* **OBJECTIVE**:
Copy every line that holds "políticos".

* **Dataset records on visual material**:
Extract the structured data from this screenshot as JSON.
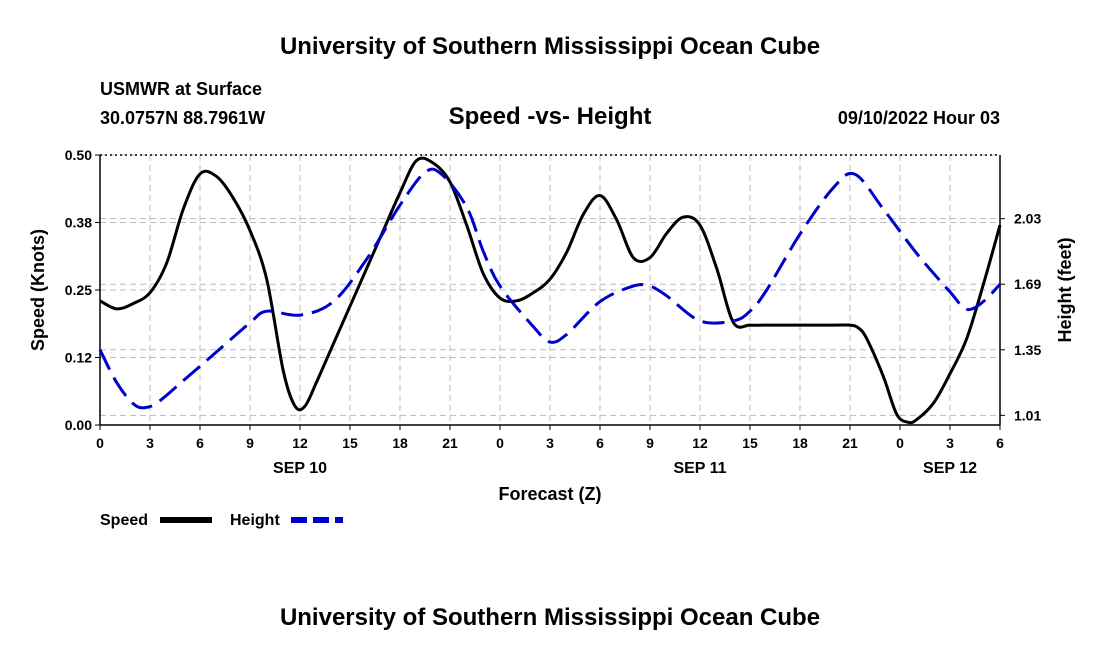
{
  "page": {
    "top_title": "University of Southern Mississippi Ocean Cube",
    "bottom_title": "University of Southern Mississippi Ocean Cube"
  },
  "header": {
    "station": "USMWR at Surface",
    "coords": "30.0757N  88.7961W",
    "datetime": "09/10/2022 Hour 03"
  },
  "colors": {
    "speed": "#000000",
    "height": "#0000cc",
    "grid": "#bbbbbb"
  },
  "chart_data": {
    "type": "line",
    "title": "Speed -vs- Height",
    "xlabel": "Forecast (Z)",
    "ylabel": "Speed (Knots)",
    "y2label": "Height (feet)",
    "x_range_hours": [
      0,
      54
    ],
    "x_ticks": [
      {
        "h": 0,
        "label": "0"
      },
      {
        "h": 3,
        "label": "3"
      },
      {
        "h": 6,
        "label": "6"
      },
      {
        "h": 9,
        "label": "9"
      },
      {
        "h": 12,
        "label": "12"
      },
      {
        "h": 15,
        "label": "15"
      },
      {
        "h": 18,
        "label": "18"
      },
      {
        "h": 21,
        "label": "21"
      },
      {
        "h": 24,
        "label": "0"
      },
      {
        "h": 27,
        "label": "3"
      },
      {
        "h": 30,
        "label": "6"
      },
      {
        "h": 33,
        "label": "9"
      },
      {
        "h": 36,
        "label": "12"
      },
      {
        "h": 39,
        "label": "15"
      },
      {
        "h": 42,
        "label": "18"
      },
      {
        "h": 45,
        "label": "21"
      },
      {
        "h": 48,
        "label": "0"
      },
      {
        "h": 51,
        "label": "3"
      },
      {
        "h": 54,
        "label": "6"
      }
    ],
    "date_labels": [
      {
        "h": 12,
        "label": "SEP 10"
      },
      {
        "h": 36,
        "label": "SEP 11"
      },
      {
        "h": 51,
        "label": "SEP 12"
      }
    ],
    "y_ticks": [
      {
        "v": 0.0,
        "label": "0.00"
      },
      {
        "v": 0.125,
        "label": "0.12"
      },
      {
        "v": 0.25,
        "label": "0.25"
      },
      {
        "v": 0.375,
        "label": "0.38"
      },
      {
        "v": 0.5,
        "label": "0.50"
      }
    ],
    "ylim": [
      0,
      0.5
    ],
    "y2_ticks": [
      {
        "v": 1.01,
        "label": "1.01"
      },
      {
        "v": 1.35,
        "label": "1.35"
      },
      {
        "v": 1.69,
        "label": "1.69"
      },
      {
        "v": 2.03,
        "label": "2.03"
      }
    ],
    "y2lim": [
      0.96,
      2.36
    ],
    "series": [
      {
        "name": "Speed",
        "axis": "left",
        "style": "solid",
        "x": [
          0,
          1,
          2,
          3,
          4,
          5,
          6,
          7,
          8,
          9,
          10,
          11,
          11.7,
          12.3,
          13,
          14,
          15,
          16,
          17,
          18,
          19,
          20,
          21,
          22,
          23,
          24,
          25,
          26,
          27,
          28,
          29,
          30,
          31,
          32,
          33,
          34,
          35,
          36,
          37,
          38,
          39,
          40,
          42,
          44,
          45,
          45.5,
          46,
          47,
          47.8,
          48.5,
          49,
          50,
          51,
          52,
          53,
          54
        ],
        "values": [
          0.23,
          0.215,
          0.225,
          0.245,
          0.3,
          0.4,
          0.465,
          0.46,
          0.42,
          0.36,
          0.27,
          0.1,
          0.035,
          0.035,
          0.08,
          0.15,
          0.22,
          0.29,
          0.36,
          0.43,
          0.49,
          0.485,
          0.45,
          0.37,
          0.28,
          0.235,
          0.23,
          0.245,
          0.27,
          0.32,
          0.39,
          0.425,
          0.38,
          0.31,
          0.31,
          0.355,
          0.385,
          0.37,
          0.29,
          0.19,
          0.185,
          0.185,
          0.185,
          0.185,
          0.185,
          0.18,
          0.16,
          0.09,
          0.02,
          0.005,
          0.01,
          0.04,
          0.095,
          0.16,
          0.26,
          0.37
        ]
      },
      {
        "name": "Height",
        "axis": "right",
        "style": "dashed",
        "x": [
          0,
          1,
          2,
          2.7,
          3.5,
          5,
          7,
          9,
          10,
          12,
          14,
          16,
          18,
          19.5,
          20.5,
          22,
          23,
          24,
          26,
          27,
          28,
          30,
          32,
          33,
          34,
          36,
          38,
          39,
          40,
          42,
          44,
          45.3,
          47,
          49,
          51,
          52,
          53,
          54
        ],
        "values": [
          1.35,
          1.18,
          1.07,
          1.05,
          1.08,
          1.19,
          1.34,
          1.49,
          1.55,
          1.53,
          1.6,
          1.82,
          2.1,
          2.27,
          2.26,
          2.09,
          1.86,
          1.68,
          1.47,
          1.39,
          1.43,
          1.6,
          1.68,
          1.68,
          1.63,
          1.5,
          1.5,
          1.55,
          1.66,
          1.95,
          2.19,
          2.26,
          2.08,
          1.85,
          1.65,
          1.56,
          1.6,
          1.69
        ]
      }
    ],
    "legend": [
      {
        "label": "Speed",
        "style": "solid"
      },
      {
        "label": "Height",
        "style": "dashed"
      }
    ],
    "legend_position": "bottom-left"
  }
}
--
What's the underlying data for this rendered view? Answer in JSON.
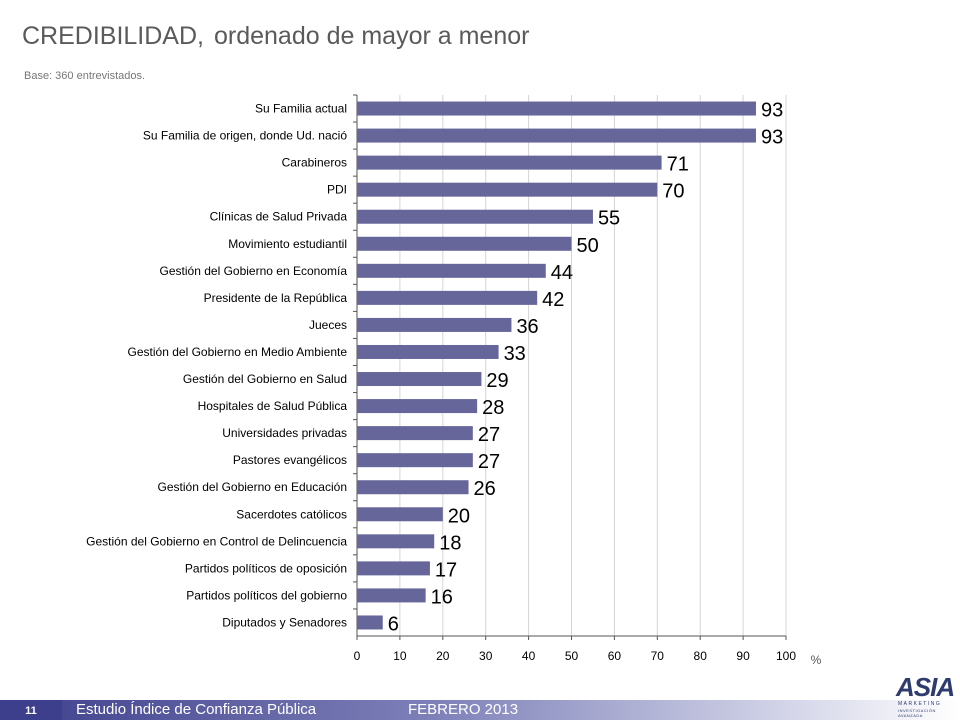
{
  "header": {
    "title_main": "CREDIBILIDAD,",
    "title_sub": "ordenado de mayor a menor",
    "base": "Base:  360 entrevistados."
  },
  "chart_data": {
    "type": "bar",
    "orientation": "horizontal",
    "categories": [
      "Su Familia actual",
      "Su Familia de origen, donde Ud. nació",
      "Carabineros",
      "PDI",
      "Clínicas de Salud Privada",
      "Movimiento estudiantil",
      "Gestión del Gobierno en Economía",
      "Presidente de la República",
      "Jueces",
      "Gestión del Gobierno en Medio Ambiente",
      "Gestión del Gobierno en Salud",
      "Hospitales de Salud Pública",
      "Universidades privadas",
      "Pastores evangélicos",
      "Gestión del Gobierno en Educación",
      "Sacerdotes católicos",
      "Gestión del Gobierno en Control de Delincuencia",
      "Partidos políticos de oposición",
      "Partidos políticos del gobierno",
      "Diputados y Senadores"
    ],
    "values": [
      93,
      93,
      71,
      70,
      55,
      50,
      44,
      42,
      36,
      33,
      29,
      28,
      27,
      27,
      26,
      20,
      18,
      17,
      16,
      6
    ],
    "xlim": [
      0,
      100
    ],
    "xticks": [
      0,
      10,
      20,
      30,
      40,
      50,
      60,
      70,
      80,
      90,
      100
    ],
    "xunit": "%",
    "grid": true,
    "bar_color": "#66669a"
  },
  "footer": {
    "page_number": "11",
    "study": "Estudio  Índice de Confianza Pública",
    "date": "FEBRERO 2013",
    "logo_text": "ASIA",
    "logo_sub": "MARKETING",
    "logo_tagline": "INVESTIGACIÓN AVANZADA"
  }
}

* **WRITTEN REPLY**:
      "Partidos políticos de oposición",
      "Partidos políticos del gobierno",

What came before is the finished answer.